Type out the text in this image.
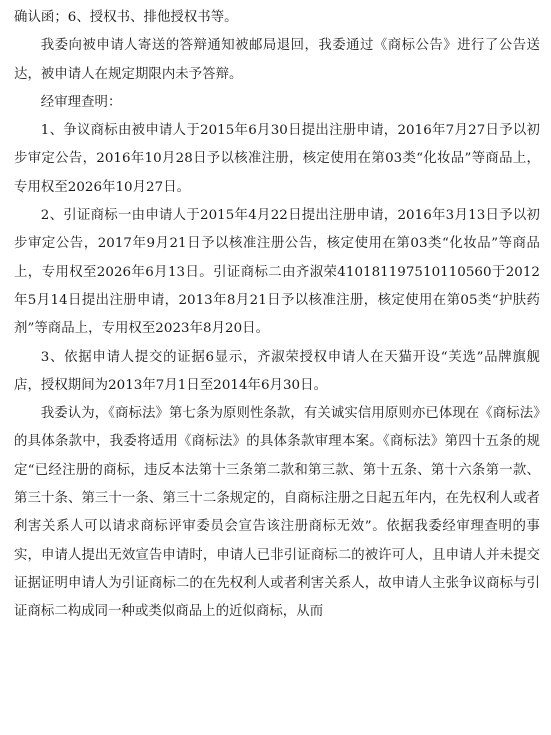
确认函；6、授权书、排他授权书等。

我委向被申请人寄送的答辩通知被邮局退回，我委通过《商标公告》进行了公告送达，被申请人在规定期限内未予答辩。

经审理查明：

1、争议商标由被申请人于2015年6月30日提出注册申请，2016年7月27日予以初步审定公告，2016年10月28日予以核准注册，核定使用在第03类“化妆品”等商品上，专用权至2026年10月27日。

2、引证商标一由申请人于2015年4月22日提出注册申请，2016年3月13日予以初步审定公告，2017年9月21日予以核准注册公告，核定使用在第03类“化妆品”等商品上，专用权至2026年6月13日。引证商标二由齐淑荣410181197510110560于2012年5月14日提出注册申请，2013年8月21日予以核准注册，核定使用在第05类“护肤药剂”等商品上，专用权至2023年8月20日。

3、依据申请人提交的证据6显示，齐淑荣授权申请人在天猫开设“芙选”品牌旗舰店，授权期间为2013年7月1日至2014年6月30日。

我委认为，《商标法》第七条为原则性条款，有关诚实信用原则亦已体现在《商标法》的具体条款中，我委将适用《商标法》的具体条款审理本案。《商标法》第四十五条的规定“已经注册的商标，违反本法第十三条第二款和第三款、第十五条、第十六条第一款、第三十条、第三十一条、第三十二条规定的，自商标注册之日起五年内，在先权利人或者利害关系人可以请求商标评审委员会宣告该注册商标无效”。依据我委经审理查明的事实，申请人提出无效宣告申请时，申请人已非引证商标二的被许可人，且申请人并未提交证据证明申请人为引证商标二的在先权利人或者利害关系人，故申请人主张争议商标与引证商标二构成同一种或类似商品上的近似商标，从而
——————
Keep the pictures out of the copy and return the rest of the data above exactly.

Type out the text in this image.
确认函；6、授权书、排他授权书等。

我委向被申请人寄送的答辩通知被邮局退回，我委通过《商标公告》进行了公告送达，被申请人在规定期限内未予答辩。

经审理查明：

1、争议商标由被申请人于2015年6月30日提出注册申请，2016年7月27日予以初步审定公告，2016年10月28日予以核准注册，核定使用在第03类“化妆品”等商品上，专用权至2026年10月27日。

2、引证商标一由申请人于2015年4月22日提出注册申请，2016年3月13日予以初步审定公告，2017年9月21日予以核准注册公告，核定使用在第03类“化妆品”等商品上，专用权至2026年6月13日。引证商标二由齐淑荣410181197510110560于2012年5月14日提出注册申请，2013年8月21日予以核准注册，核定使用在第05类“护肤药剂”等商品上，专用权至2023年8月20日。

3、依据申请人提交的证据6显示，齐淑荣授权申请人在天猫开设“芙选”品牌旗舰店，授权期间为2013年7月1日至2014年6月30日。

我委认为，《商标法》第七条为原则性条款，有关诚实信用原则亦已体现在《商标法》的具体条款中，我委将适用《商标法》的具体条款审理本案。《商标法》第四十五条的规定“已经注册的商标，违反本法第十三条第二款和第三款、第十五条、第十六条第一款、第三十条、第三十一条、第三十二条规定的，自商标注册之日起五年内，在先权利人或者利害关系人可以请求商标评审委员会宣告该注册商标无效”。依据我委经审理查明的事实，申请人提出无效宣告申请时，申请人已非引证商标二的被许可人，且申请人并未提交证据证明申请人为引证商标二的在先权利人或者利害关系人，故申请人主张争议商标与引证商标二构成同一种或类似商品上的近似商标，从而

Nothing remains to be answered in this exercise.